• Your instructions
Without further comment, state how many lines in the listing below contain the word "ylabel".

* START The data *

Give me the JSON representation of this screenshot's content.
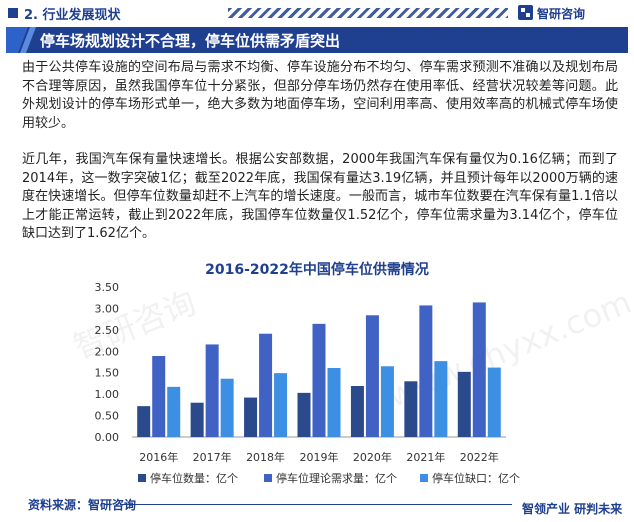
{
  "header": {
    "section_title": "2. 行业发展现状",
    "logo_text": "智研咨询",
    "logo_icon": "zhiyan-logo-icon"
  },
  "banner": {
    "title": "停车场规划设计不合理，停车位供需矛盾突出"
  },
  "paragraphs": [
    "由于公共停车设施的空间布局与需求不均衡、停车设施分布不均匀、停车需求预测不准确以及规划布局不合理等原因，虽然我国停车位十分紧张，但部分停车场仍然存在使用率低、经营状况较差等问题。此外规划设计的停车场形式单一，绝大多数为地面停车场，空间利用率高、使用效率高的机械式停车场使用较少。",
    "近几年，我国汽车保有量快速增长。根据公安部数据，2000年我国汽车保有量仅为0.16亿辆；而到了2014年，这一数字突破1亿；截至2022年底，我国保有量达3.19亿辆，并且预计每年以2000万辆的速度在快速增长。但停车位数量却赶不上汽车的增长速度。一般而言，城市车位数要在汽车保有量1.1倍以上才能正常运转，截止到2022年底，我国停车位数量仅1.52亿个，停车位需求量为3.14亿个，停车位缺口达到了1.62亿个。"
  ],
  "watermarks": [
    "智研咨询",
    "www.chyxx.com"
  ],
  "chart_data": {
    "type": "bar",
    "title": "2016-2022年中国停车位供需情况",
    "categories": [
      "2016年",
      "2017年",
      "2018年",
      "2019年",
      "2020年",
      "2021年",
      "2022年"
    ],
    "series": [
      {
        "name": "停车位数量：亿个",
        "values": [
          0.72,
          0.8,
          0.92,
          1.03,
          1.19,
          1.3,
          1.52
        ],
        "color": "#2a4a8c"
      },
      {
        "name": "停车位理论需求量：亿个",
        "values": [
          1.89,
          2.16,
          2.41,
          2.64,
          2.84,
          3.07,
          3.14
        ],
        "color": "#3f62c4"
      },
      {
        "name": "停车位缺口：亿个",
        "values": [
          1.17,
          1.36,
          1.49,
          1.61,
          1.65,
          1.77,
          1.62
        ],
        "color": "#3d8fe3"
      }
    ],
    "y_ticks": [
      "0.00",
      "0.50",
      "1.00",
      "1.50",
      "2.00",
      "2.50",
      "3.00",
      "3.50"
    ],
    "ylim": [
      0,
      3.5
    ],
    "grid": false,
    "legend_position": "bottom"
  },
  "footer": {
    "source": "资料来源：智研咨询",
    "slogan": "智领产业  研判未来"
  }
}
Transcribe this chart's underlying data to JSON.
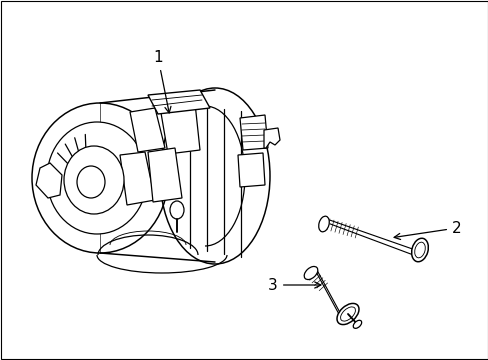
{
  "background_color": "#ffffff",
  "border_color": "#000000",
  "border_linewidth": 0.8,
  "label1": "1",
  "label2": "2",
  "label3": "3",
  "line_color": "#000000",
  "line_width": 0.9,
  "figsize": [
    4.89,
    3.6
  ],
  "dpi": 100
}
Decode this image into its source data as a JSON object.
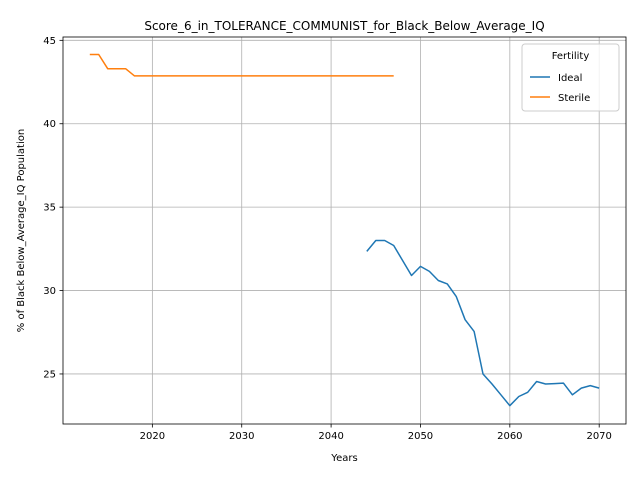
{
  "chart_data": {
    "type": "line",
    "title": "Score_6_in_TOLERANCE_COMMUNIST_for_Black_Below_Average_IQ",
    "xlabel": "Years",
    "ylabel": "% of Black Below_Average_IQ Population",
    "xlim": [
      2010,
      2073
    ],
    "ylim": [
      22,
      45.2
    ],
    "xticks": [
      2020,
      2030,
      2040,
      2050,
      2060,
      2070
    ],
    "yticks": [
      25,
      30,
      35,
      40,
      45
    ],
    "grid": true,
    "legend": {
      "title": "Fertility",
      "placement": "top-right"
    },
    "series": [
      {
        "name": "Ideal",
        "color": "#1f77b4",
        "x": [
          2044,
          2045,
          2046,
          2047,
          2048,
          2049,
          2050,
          2051,
          2052,
          2053,
          2054,
          2055,
          2056,
          2057,
          2058,
          2059,
          2060,
          2061,
          2062,
          2063,
          2064,
          2065,
          2066,
          2067,
          2068,
          2069,
          2070
        ],
        "y": [
          32.35,
          33.0,
          33.0,
          32.7,
          31.8,
          30.9,
          31.45,
          31.15,
          30.6,
          30.4,
          29.65,
          28.25,
          27.55,
          25.0,
          24.4,
          23.75,
          23.1,
          23.65,
          23.9,
          24.55,
          24.4,
          24.42,
          24.45,
          23.75,
          24.15,
          24.3,
          24.15
        ]
      },
      {
        "name": "Sterile",
        "color": "#ff7f0e",
        "x": [
          2013,
          2014,
          2015,
          2016,
          2017,
          2018,
          2019,
          2020,
          2025,
          2030,
          2035,
          2040,
          2045,
          2047
        ],
        "y": [
          44.15,
          44.15,
          43.3,
          43.3,
          43.3,
          42.87,
          42.87,
          42.87,
          42.87,
          42.87,
          42.87,
          42.87,
          42.87,
          42.87
        ]
      }
    ]
  }
}
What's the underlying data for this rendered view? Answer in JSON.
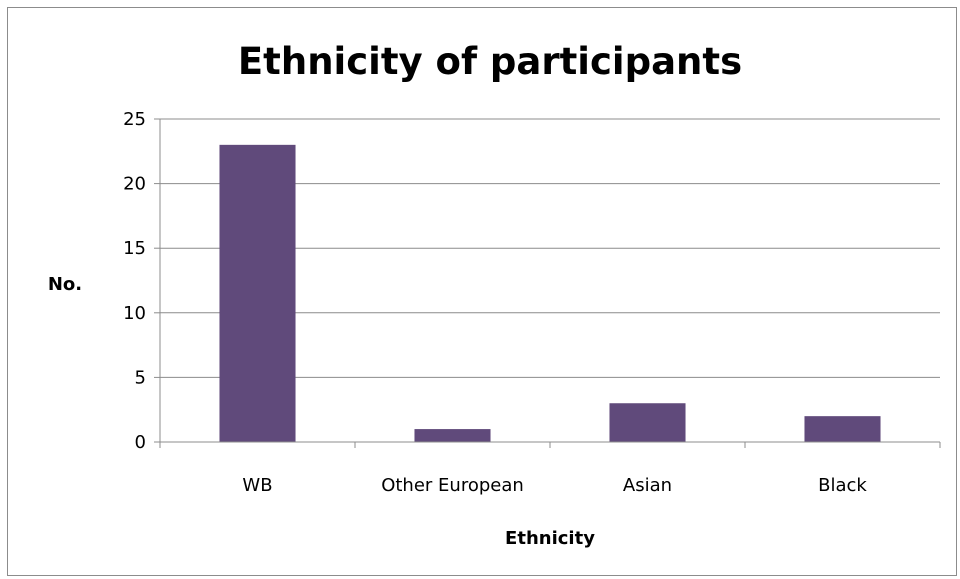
{
  "chart_data": {
    "type": "bar",
    "title": "Ethnicity of participants",
    "xlabel": "Ethnicity",
    "ylabel": "No.",
    "categories": [
      "WB",
      "Other European",
      "Asian",
      "Black"
    ],
    "values": [
      23,
      1,
      3,
      2
    ],
    "ylim": [
      0,
      25
    ],
    "yticks": [
      0,
      5,
      10,
      15,
      20,
      25
    ],
    "grid": true,
    "legend": "none",
    "bar_color": "#604a7b"
  }
}
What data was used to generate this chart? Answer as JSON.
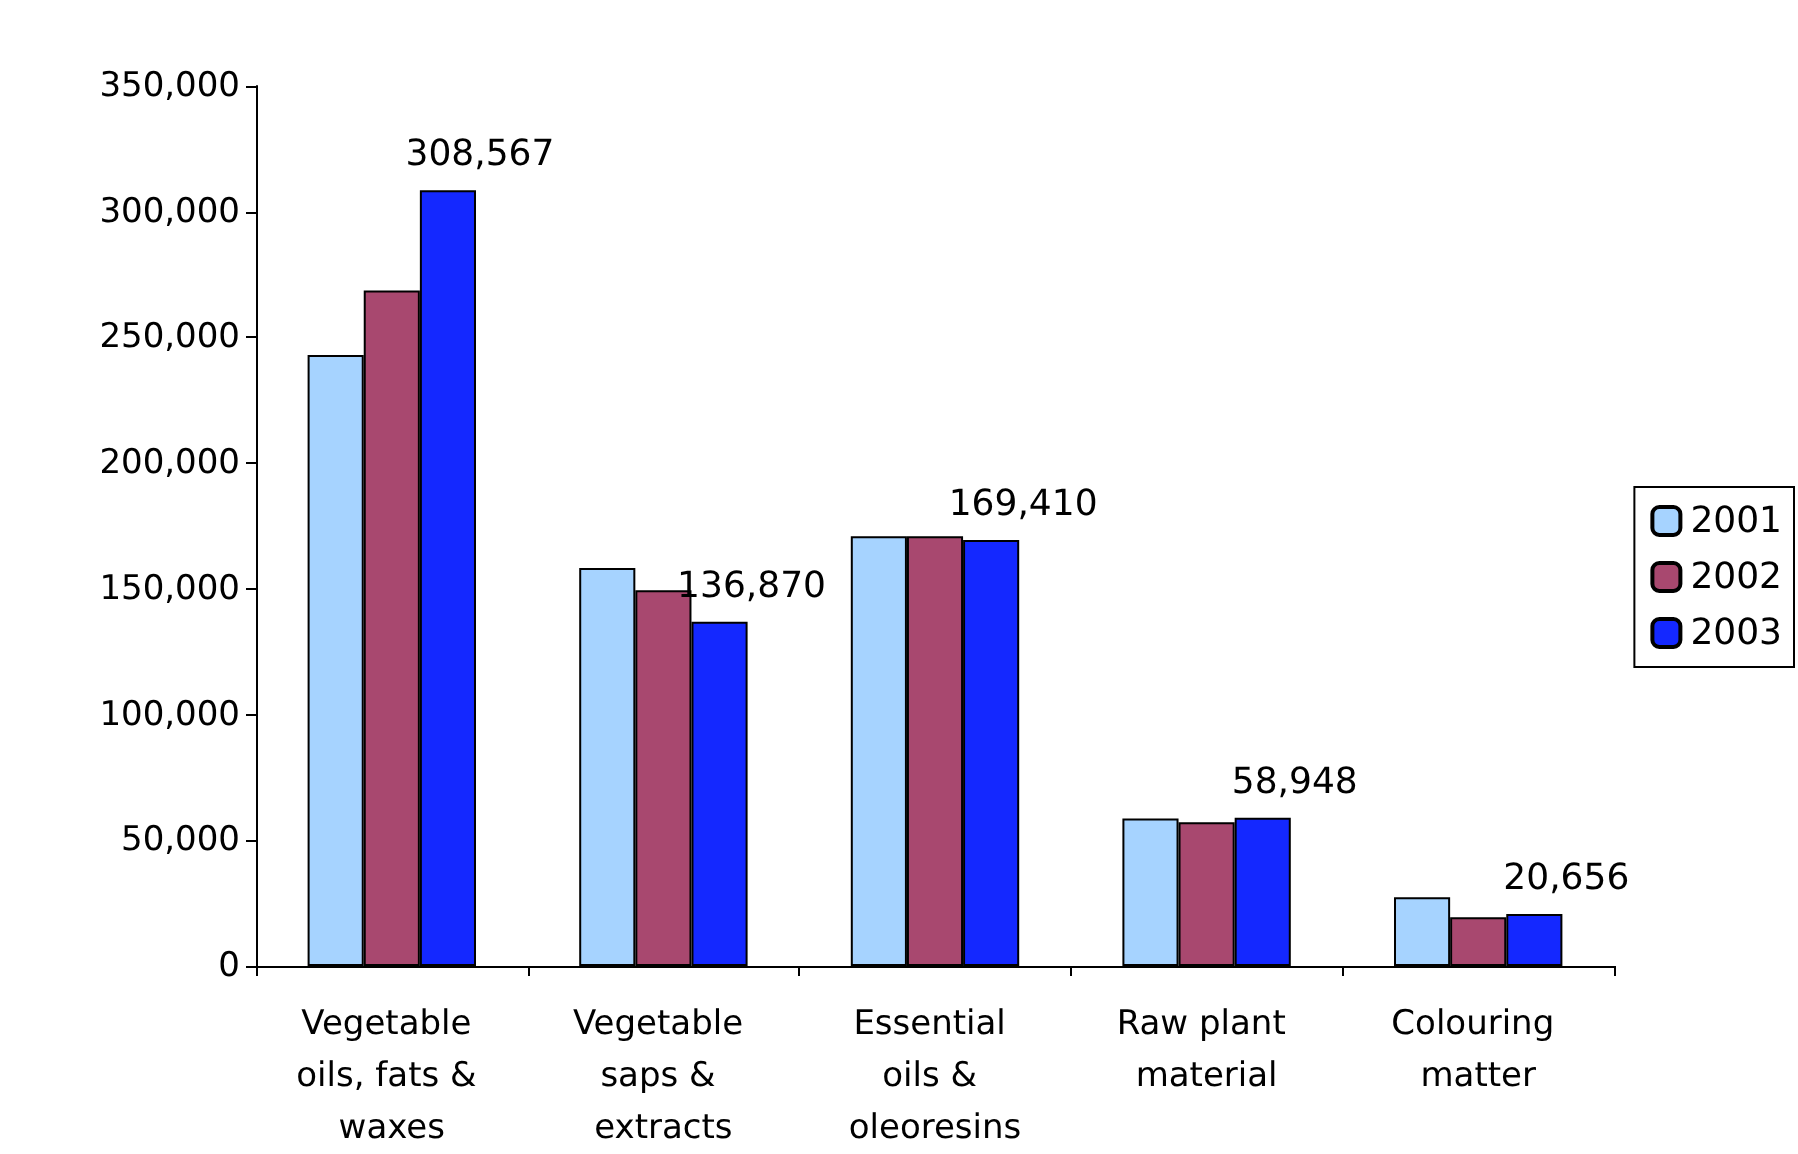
{
  "chart_data": {
    "type": "bar",
    "categories": [
      "Vegetable oils, fats & waxes",
      "Vegetable saps & extracts",
      "Essential oils & oleoresins",
      "Raw plant material",
      "Colouring matter"
    ],
    "series": [
      {
        "name": "2001",
        "color": "#a6d3ff",
        "values": [
          243000,
          158300,
          170900,
          58700,
          27300
        ]
      },
      {
        "name": "2002",
        "color": "#a8486f",
        "values": [
          268700,
          149400,
          170900,
          57200,
          19400
        ]
      },
      {
        "name": "2003",
        "color": "#1428ff",
        "values": [
          308567,
          136870,
          169410,
          58948,
          20656
        ],
        "value_labels": [
          "308,567",
          "136,870",
          "169,410",
          "58,948",
          "20,656"
        ]
      }
    ],
    "ylim": [
      0,
      350000
    ],
    "yticks": [
      0,
      {
        "value": 50000,
        "label": "50,000"
      },
      {
        "value": 100000,
        "label": "100,000"
      },
      {
        "value": 150000,
        "label": "150,000"
      },
      {
        "value": 200000,
        "label": "200,000"
      },
      {
        "value": 250000,
        "label": "250,000"
      },
      {
        "value": 300000,
        "label": "300,000"
      },
      {
        "value": 350000,
        "label": "350,000"
      }
    ],
    "grid": false,
    "legend": "right"
  }
}
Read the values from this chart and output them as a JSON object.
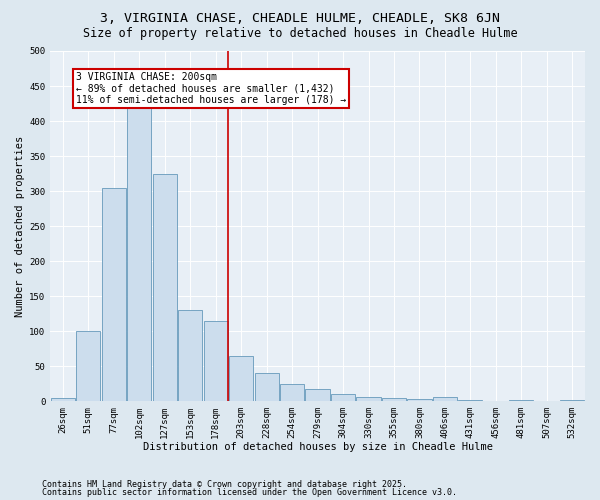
{
  "title": "3, VIRGINIA CHASE, CHEADLE HULME, CHEADLE, SK8 6JN",
  "subtitle": "Size of property relative to detached houses in Cheadle Hulme",
  "xlabel": "Distribution of detached houses by size in Cheadle Hulme",
  "ylabel": "Number of detached properties",
  "categories": [
    "26sqm",
    "51sqm",
    "77sqm",
    "102sqm",
    "127sqm",
    "153sqm",
    "178sqm",
    "203sqm",
    "228sqm",
    "254sqm",
    "279sqm",
    "304sqm",
    "330sqm",
    "355sqm",
    "380sqm",
    "406sqm",
    "431sqm",
    "456sqm",
    "481sqm",
    "507sqm",
    "532sqm"
  ],
  "values": [
    5,
    100,
    305,
    425,
    325,
    130,
    115,
    65,
    40,
    25,
    17,
    10,
    6,
    5,
    3,
    6,
    2,
    0,
    2,
    0,
    2
  ],
  "bar_color": "#ccdded",
  "bar_edge_color": "#6699bb",
  "vline_color": "#cc0000",
  "vline_x_idx": 7,
  "annotation_text": "3 VIRGINIA CHASE: 200sqm\n← 89% of detached houses are smaller (1,432)\n11% of semi-detached houses are larger (178) →",
  "annotation_box_facecolor": "#ffffff",
  "annotation_box_edgecolor": "#cc0000",
  "ylim": [
    0,
    500
  ],
  "yticks": [
    0,
    50,
    100,
    150,
    200,
    250,
    300,
    350,
    400,
    450,
    500
  ],
  "footer1": "Contains HM Land Registry data © Crown copyright and database right 2025.",
  "footer2": "Contains public sector information licensed under the Open Government Licence v3.0.",
  "bg_color": "#dde8f0",
  "plot_bg_color": "#e8eff6",
  "title_fontsize": 9.5,
  "subtitle_fontsize": 8.5,
  "axis_label_fontsize": 7.5,
  "tick_fontsize": 6.5,
  "annot_fontsize": 7,
  "footer_fontsize": 6
}
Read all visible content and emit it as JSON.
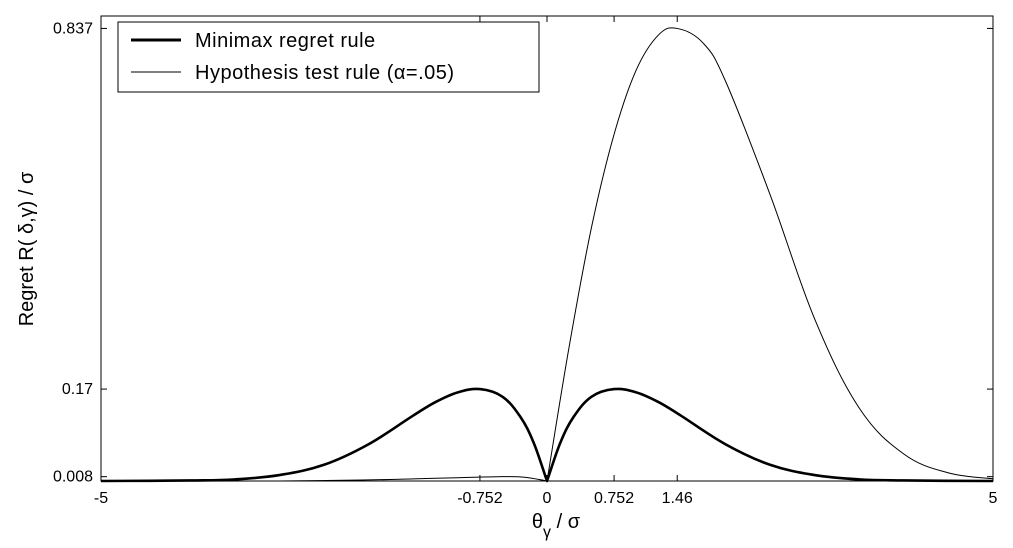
{
  "chart_data": {
    "type": "line",
    "title": "",
    "xlabel_main": "θ",
    "xlabel_sub": "γ",
    "xlabel_tail": " / σ",
    "ylabel": "Regret R( δ,γ) / σ",
    "xlim": [
      -5,
      5
    ],
    "ylim": [
      0,
      0.86
    ],
    "grid": false,
    "legend_position": "top-left",
    "x_ticks": [
      {
        "value": -5,
        "label": "-5"
      },
      {
        "value": -0.752,
        "label": "-0.752"
      },
      {
        "value": 0,
        "label": "0"
      },
      {
        "value": 0.752,
        "label": "0.752"
      },
      {
        "value": 1.46,
        "label": "1.46"
      },
      {
        "value": 5,
        "label": "5"
      }
    ],
    "y_ticks": [
      {
        "value": 0.008,
        "label": "0.008"
      },
      {
        "value": 0.17,
        "label": "0.17"
      },
      {
        "value": 0.837,
        "label": "0.837"
      }
    ],
    "series": [
      {
        "name": "Minimax regret rule",
        "color": "#000000",
        "line_weight": "thick",
        "x": [
          -5,
          -4,
          -3.5,
          -3,
          -2.5,
          -2,
          -1.5,
          -1.25,
          -1,
          -0.752,
          -0.5,
          -0.3,
          -0.15,
          0,
          0.15,
          0.3,
          0.5,
          0.752,
          1,
          1.25,
          1.5,
          2,
          2.5,
          3,
          3.5,
          4,
          5
        ],
        "y": [
          0.0,
          0.001,
          0.003,
          0.011,
          0.03,
          0.068,
          0.121,
          0.146,
          0.164,
          0.17,
          0.156,
          0.119,
          0.071,
          0.0,
          0.071,
          0.119,
          0.156,
          0.17,
          0.164,
          0.146,
          0.121,
          0.068,
          0.03,
          0.011,
          0.003,
          0.001,
          0.0
        ]
      },
      {
        "name": "Hypothesis test rule (α=.05)",
        "color": "#000000",
        "line_weight": "thin",
        "x": [
          -5,
          -3,
          -2,
          -1.5,
          -1,
          -0.5,
          -0.25,
          0,
          0.25,
          0.5,
          0.75,
          1,
          1.25,
          1.46,
          1.75,
          2,
          2.5,
          3,
          3.5,
          4,
          4.5,
          5
        ],
        "y": [
          0.0,
          0.0,
          0.002,
          0.004,
          0.006,
          0.008,
          0.007,
          0.0,
          0.25,
          0.47,
          0.64,
          0.76,
          0.825,
          0.837,
          0.81,
          0.74,
          0.53,
          0.3,
          0.135,
          0.05,
          0.015,
          0.004
        ]
      }
    ]
  }
}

* END The data *

• Answer to the exercise
4